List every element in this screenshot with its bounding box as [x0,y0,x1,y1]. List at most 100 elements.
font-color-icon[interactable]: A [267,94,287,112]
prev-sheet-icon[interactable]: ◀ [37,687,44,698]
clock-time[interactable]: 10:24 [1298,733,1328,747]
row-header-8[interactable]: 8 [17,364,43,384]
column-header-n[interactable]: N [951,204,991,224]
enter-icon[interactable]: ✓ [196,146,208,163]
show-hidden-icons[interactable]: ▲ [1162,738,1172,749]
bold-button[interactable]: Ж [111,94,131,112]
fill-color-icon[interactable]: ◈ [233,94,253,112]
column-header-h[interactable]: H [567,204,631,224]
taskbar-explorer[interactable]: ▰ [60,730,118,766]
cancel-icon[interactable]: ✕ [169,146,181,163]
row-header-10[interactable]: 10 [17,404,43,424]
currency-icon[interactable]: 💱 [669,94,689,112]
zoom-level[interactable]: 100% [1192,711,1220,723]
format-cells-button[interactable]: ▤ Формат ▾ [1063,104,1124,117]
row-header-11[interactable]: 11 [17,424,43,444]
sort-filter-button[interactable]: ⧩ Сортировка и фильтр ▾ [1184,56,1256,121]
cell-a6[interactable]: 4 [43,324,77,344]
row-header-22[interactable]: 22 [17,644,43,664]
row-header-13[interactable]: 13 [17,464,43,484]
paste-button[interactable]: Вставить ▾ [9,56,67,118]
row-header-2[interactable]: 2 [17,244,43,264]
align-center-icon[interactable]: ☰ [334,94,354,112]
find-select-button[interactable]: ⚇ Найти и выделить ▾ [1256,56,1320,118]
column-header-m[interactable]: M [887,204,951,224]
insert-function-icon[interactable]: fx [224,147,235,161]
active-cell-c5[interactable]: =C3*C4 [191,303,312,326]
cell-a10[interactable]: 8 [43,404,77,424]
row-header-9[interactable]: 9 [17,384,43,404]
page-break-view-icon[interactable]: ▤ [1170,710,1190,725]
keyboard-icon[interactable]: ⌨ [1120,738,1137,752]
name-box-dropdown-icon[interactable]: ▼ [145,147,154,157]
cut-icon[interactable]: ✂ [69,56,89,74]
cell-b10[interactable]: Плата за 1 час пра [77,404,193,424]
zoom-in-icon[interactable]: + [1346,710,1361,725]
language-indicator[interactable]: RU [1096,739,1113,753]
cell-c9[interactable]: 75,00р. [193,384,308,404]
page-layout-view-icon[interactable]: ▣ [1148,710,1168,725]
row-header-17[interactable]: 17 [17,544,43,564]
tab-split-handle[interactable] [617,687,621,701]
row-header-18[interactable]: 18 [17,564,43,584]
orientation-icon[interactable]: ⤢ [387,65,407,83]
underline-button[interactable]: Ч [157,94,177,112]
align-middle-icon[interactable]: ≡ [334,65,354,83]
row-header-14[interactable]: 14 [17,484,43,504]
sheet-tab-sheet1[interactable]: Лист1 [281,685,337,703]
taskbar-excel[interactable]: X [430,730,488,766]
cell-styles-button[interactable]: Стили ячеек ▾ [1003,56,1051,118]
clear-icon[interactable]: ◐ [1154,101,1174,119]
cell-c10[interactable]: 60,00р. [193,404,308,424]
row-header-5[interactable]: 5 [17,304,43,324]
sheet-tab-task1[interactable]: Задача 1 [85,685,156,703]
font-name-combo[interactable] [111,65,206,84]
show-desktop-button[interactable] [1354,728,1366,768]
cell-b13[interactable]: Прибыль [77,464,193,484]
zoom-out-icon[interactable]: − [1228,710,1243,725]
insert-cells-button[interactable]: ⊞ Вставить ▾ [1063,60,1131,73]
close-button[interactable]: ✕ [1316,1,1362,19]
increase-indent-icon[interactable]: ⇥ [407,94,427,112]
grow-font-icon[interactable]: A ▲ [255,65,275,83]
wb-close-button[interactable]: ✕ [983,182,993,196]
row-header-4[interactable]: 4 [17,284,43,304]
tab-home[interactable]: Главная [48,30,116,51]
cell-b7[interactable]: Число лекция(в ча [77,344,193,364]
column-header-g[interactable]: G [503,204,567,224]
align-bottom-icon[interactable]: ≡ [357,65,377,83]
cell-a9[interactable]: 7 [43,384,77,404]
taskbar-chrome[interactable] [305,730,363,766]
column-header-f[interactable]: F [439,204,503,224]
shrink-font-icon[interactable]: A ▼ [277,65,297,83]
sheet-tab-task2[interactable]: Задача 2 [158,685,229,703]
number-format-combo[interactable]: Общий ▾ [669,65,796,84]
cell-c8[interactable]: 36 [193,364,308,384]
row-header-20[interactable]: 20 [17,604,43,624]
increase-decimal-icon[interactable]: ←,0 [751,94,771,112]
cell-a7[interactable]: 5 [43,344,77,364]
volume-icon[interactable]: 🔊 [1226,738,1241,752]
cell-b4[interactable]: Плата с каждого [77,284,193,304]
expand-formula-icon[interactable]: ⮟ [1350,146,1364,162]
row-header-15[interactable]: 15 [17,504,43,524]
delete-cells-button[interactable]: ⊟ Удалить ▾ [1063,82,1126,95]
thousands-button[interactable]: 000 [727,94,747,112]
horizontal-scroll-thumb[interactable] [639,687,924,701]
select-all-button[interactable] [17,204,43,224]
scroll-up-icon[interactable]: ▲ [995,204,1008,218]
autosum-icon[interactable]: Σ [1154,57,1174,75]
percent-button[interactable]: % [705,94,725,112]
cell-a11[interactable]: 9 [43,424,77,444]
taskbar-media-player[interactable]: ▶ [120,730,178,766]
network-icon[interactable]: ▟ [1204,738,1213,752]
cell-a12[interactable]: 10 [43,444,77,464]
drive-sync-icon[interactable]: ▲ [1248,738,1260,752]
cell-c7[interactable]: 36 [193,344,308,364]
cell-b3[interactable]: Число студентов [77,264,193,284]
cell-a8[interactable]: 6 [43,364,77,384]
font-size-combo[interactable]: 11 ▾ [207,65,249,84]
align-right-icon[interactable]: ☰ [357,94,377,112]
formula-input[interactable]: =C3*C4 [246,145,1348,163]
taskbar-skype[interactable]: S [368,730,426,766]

- - - - -

Return all the items above verbatim, one per line, with nothing changed.

List every element in this screenshot with its bounding box as [x0,y0,x1,y1]. List at most 100 elements.
font-color-icon[interactable]: A [267,94,287,112]
prev-sheet-icon[interactable]: ◀ [37,687,44,698]
clock-time[interactable]: 10:24 [1298,733,1328,747]
row-header-8[interactable]: 8 [17,364,43,384]
column-header-n[interactable]: N [951,204,991,224]
enter-icon[interactable]: ✓ [196,146,208,163]
show-hidden-icons[interactable]: ▲ [1162,738,1172,749]
bold-button[interactable]: Ж [111,94,131,112]
fill-color-icon[interactable]: ◈ [233,94,253,112]
column-header-h[interactable]: H [567,204,631,224]
taskbar-explorer[interactable]: ▰ [60,730,118,766]
cancel-icon[interactable]: ✕ [169,146,181,163]
row-header-10[interactable]: 10 [17,404,43,424]
currency-icon[interactable]: 💱 [669,94,689,112]
zoom-level[interactable]: 100% [1192,711,1220,723]
format-cells-button[interactable]: ▤ Формат ▾ [1063,104,1124,117]
row-header-11[interactable]: 11 [17,424,43,444]
sort-filter-button[interactable]: ⧩ Сортировка и фильтр ▾ [1184,56,1256,121]
cell-a6[interactable]: 4 [43,324,77,344]
row-header-22[interactable]: 22 [17,644,43,664]
row-header-13[interactable]: 13 [17,464,43,484]
paste-button[interactable]: Вставить ▾ [9,56,67,118]
row-header-2[interactable]: 2 [17,244,43,264]
align-center-icon[interactable]: ☰ [334,94,354,112]
find-select-button[interactable]: ⚇ Найти и выделить ▾ [1256,56,1320,118]
column-header-m[interactable]: M [887,204,951,224]
insert-function-icon[interactable]: fx [224,147,235,161]
active-cell-c5[interactable]: =C3*C4 [191,303,312,326]
cell-a10[interactable]: 8 [43,404,77,424]
row-header-9[interactable]: 9 [17,384,43,404]
page-break-view-icon[interactable]: ▤ [1170,710,1190,725]
keyboard-icon[interactable]: ⌨ [1120,738,1137,752]
name-box-dropdown-icon[interactable]: ▼ [145,147,154,157]
cut-icon[interactable]: ✂ [69,56,89,74]
cell-b10[interactable]: Плата за 1 час пра [77,404,193,424]
zoom-in-icon[interactable]: + [1346,710,1361,725]
language-indicator[interactable]: RU [1096,739,1113,753]
cell-c9[interactable]: 75,00р. [193,384,308,404]
page-layout-view-icon[interactable]: ▣ [1148,710,1168,725]
row-header-17[interactable]: 17 [17,544,43,564]
tab-split-handle[interactable] [617,687,621,701]
row-header-18[interactable]: 18 [17,564,43,584]
orientation-icon[interactable]: ⤢ [387,65,407,83]
underline-button[interactable]: Ч [157,94,177,112]
align-middle-icon[interactable]: ≡ [334,65,354,83]
row-header-14[interactable]: 14 [17,484,43,504]
sheet-tab-sheet1[interactable]: Лист1 [281,685,337,703]
taskbar-excel[interactable]: X [430,730,488,766]
cell-styles-button[interactable]: Стили ячеек ▾ [1003,56,1051,118]
clear-icon[interactable]: ◐ [1154,101,1174,119]
cell-c10[interactable]: 60,00р. [193,404,308,424]
row-header-5[interactable]: 5 [17,304,43,324]
sheet-tab-task1[interactable]: Задача 1 [85,685,156,703]
font-name-combo[interactable] [111,65,206,84]
show-desktop-button[interactable] [1354,728,1366,768]
cell-b13[interactable]: Прибыль [77,464,193,484]
zoom-out-icon[interactable]: − [1228,710,1243,725]
insert-cells-button[interactable]: ⊞ Вставить ▾ [1063,60,1131,73]
close-button[interactable]: ✕ [1316,1,1362,19]
increase-indent-icon[interactable]: ⇥ [407,94,427,112]
grow-font-icon[interactable]: A ▲ [255,65,275,83]
wb-close-button[interactable]: ✕ [983,182,993,196]
row-header-4[interactable]: 4 [17,284,43,304]
tab-home[interactable]: Главная [48,30,116,51]
cell-b7[interactable]: Число лекция(в ча [77,344,193,364]
column-header-g[interactable]: G [503,204,567,224]
align-bottom-icon[interactable]: ≡ [357,65,377,83]
cell-a9[interactable]: 7 [43,384,77,404]
taskbar-chrome[interactable] [305,730,363,766]
column-header-f[interactable]: F [439,204,503,224]
shrink-font-icon[interactable]: A ▼ [277,65,297,83]
sheet-tab-task2[interactable]: Задача 2 [158,685,229,703]
number-format-combo[interactable]: Общий ▾ [669,65,796,84]
cell-c8[interactable]: 36 [193,364,308,384]
row-header-20[interactable]: 20 [17,604,43,624]
increase-decimal-icon[interactable]: ←,0 [751,94,771,112]
cell-a7[interactable]: 5 [43,344,77,364]
volume-icon[interactable]: 🔊 [1226,738,1241,752]
cell-b4[interactable]: Плата с каждого [77,284,193,304]
expand-formula-icon[interactable]: ⮟ [1350,146,1364,162]
row-header-15[interactable]: 15 [17,504,43,524]
delete-cells-button[interactable]: ⊟ Удалить ▾ [1063,82,1126,95]
thousands-button[interactable]: 000 [727,94,747,112]
horizontal-scroll-thumb[interactable] [639,687,924,701]
select-all-button[interactable] [17,204,43,224]
scroll-up-icon[interactable]: ▲ [995,204,1008,218]
autosum-icon[interactable]: Σ [1154,57,1174,75]
percent-button[interactable]: % [705,94,725,112]
cell-a11[interactable]: 9 [43,424,77,444]
taskbar-media-player[interactable]: ▶ [120,730,178,766]
network-icon[interactable]: ▟ [1204,738,1213,752]
cell-a12[interactable]: 10 [43,444,77,464]
drive-sync-icon[interactable]: ▲ [1248,738,1260,752]
cell-c7[interactable]: 36 [193,344,308,364]
cell-b3[interactable]: Число студентов [77,264,193,284]
cell-a8[interactable]: 6 [43,364,77,384]
font-size-combo[interactable]: 11 ▾ [207,65,249,84]
align-right-icon[interactable]: ☰ [357,94,377,112]
formula-input[interactable]: =C3*C4 [246,145,1348,163]
taskbar-skype[interactable]: S [368,730,426,766]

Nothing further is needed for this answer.